- Exercise description
Work through the data below and give the number of lines holding "this", nothing more.

═══ Dataset rows

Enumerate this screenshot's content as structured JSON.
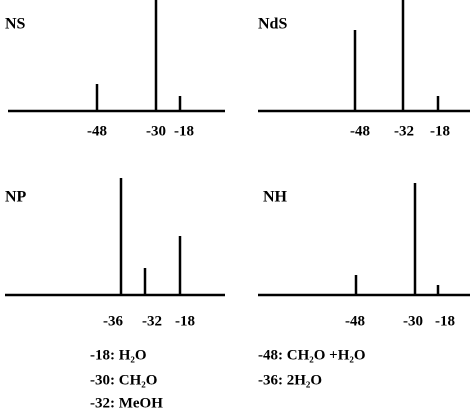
{
  "chart_data": [
    {
      "type": "bar",
      "title": "NS",
      "categories": [
        "-48",
        "-30",
        "-18"
      ],
      "values": [
        27,
        115,
        15
      ],
      "color": "#000000",
      "ylim": [
        0,
        120
      ]
    },
    {
      "type": "bar",
      "title": "NdS",
      "categories": [
        "-48",
        "-32",
        "-18"
      ],
      "values": [
        81,
        115,
        15
      ],
      "color": "#000000",
      "ylim": [
        0,
        120
      ]
    },
    {
      "type": "bar",
      "title": "NP",
      "categories": [
        "-36",
        "-32",
        "-18"
      ],
      "values": [
        117,
        27,
        59
      ],
      "color": "#000000",
      "ylim": [
        0,
        120
      ]
    },
    {
      "type": "bar",
      "title": "NH",
      "categories": [
        "-48",
        "-30",
        "-18"
      ],
      "values": [
        20,
        112,
        10
      ],
      "color": "#000000",
      "ylim": [
        0,
        120
      ]
    }
  ],
  "notes": {
    "left": [
      "-18: H₂O",
      "-30: CH₂O",
      "-32: MeOH"
    ],
    "right": [
      "-48: CH₂O +H₂O",
      "-36: 2H₂O"
    ]
  }
}
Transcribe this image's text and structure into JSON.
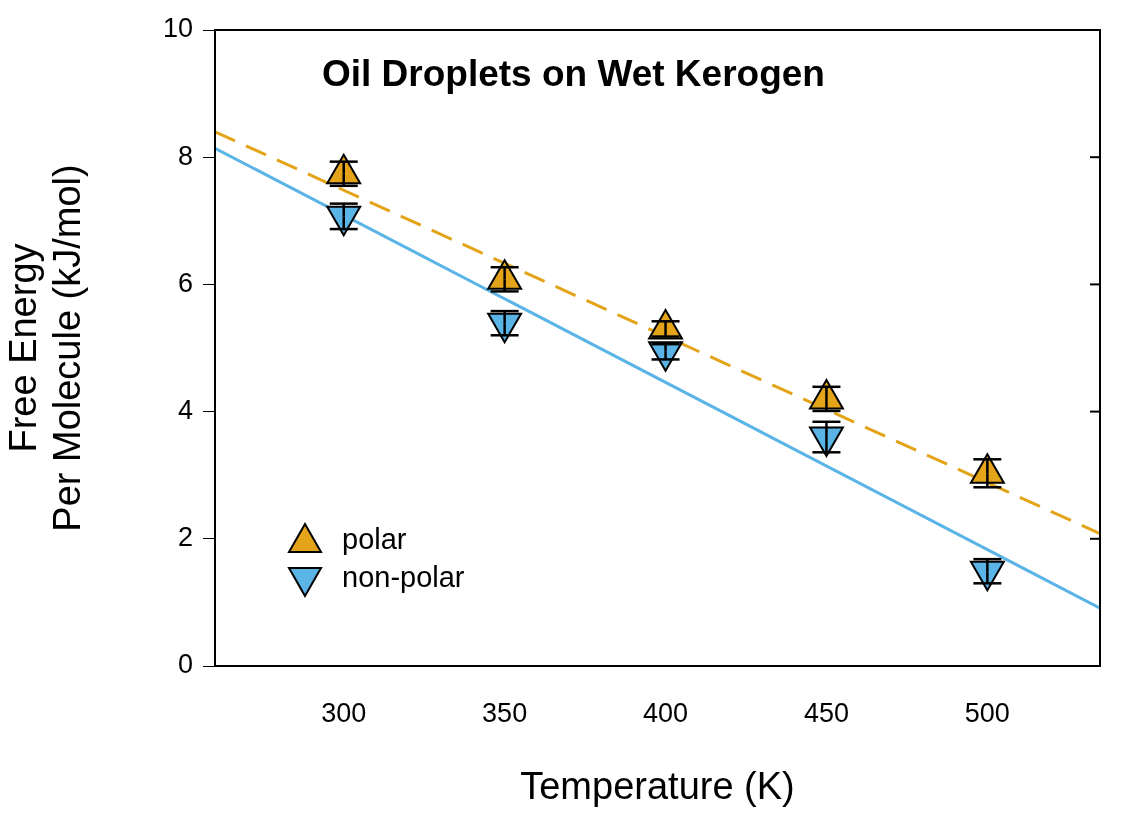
{
  "chart_data": {
    "type": "scatter",
    "title": "Oil Droplets on Wet Kerogen",
    "xlabel": "Temperature (K)",
    "ylabel": "Free Energy\nPer Molecule (kJ/mol)",
    "xlim": [
      260,
      535
    ],
    "xticks": [
      300,
      350,
      400,
      450,
      500
    ],
    "ylim": [
      0,
      10
    ],
    "yticks": [
      0,
      2,
      4,
      6,
      8,
      10
    ],
    "grid": false,
    "legend": "bottom left",
    "marker": "triangle",
    "series": [
      {
        "name": "polar",
        "color": "#e3a41a",
        "x": [
          300,
          350,
          400,
          450,
          500
        ],
        "values": [
          7.74,
          6.08,
          5.3,
          4.2,
          3.03
        ],
        "errors": [
          0.19,
          0.19,
          0.12,
          0.19,
          0.22
        ]
      },
      {
        "name": "non-polar",
        "color": "#5ab4e6",
        "x": [
          300,
          350,
          400,
          450,
          500
        ],
        "values": [
          7.07,
          5.39,
          4.94,
          3.6,
          1.49
        ],
        "errors": [
          0.2,
          0.19,
          0.12,
          0.24,
          0.19
        ]
      },
      {
        "type": "line",
        "color": "#e3a41a",
        "x": [
          260,
          535
        ],
        "values": [
          8.4,
          2.08
        ],
        "marker": "none",
        "line_style": "dashed"
      },
      {
        "type": "line",
        "color": "#5ab4e6",
        "x": [
          260,
          535
        ],
        "values": [
          8.14,
          0.91
        ],
        "marker": "none",
        "line_style": "solid"
      }
    ]
  }
}
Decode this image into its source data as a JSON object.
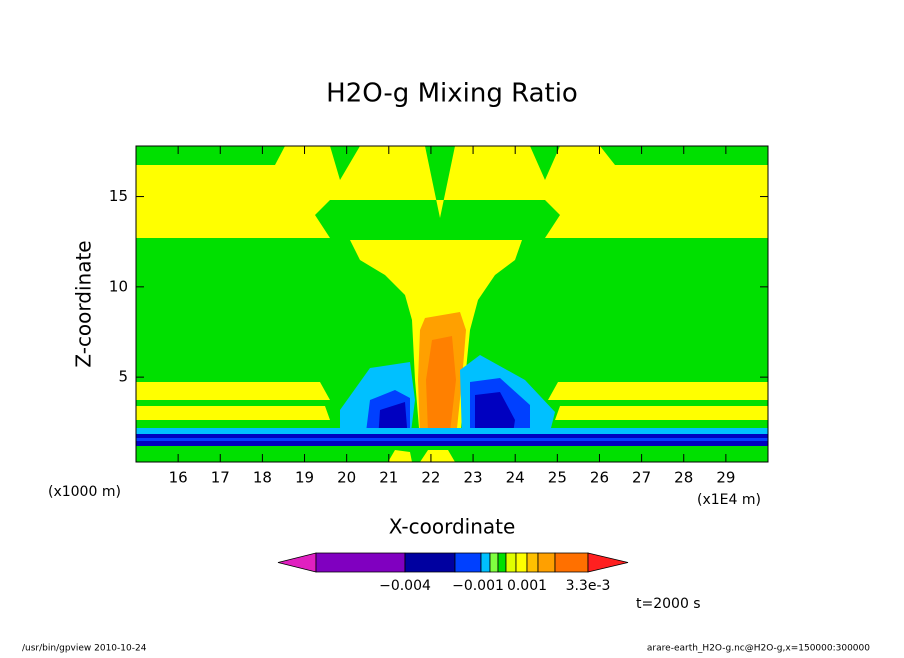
{
  "chart_data": {
    "type": "contour",
    "title": "H2O-g Mixing Ratio",
    "x_label": "X-coordinate",
    "y_label": "Z-coordinate",
    "x_unit": "(x1E4 m)",
    "y_unit": "(x1000 m)",
    "xlim": [
      15,
      30
    ],
    "xticks": [
      16,
      17,
      18,
      19,
      20,
      21,
      22,
      23,
      24,
      25,
      26,
      27,
      28,
      29
    ],
    "ylim": [
      0.3,
      17.8
    ],
    "yticks": [
      5,
      10,
      15
    ],
    "colorbar": {
      "colors": [
        "#e020c0",
        "#8000c0",
        "#0000a0",
        "#0040ff",
        "#00c0ff",
        "#80ff40",
        "#00e000",
        "#e0ff00",
        "#ffff00",
        "#ffc000",
        "#ffa000",
        "#ff7000",
        "#ff2020"
      ],
      "labels": [
        "−0.004",
        "−0.001",
        "0.001",
        "3.3e-3"
      ]
    },
    "annotation": "t=2000 s",
    "footer_left": "/usr/bin/gpview   2010-10-24",
    "footer_right": "arare-earth_H2O-g.nc@H2O-g,x=150000:300000"
  }
}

══════

- Written response
3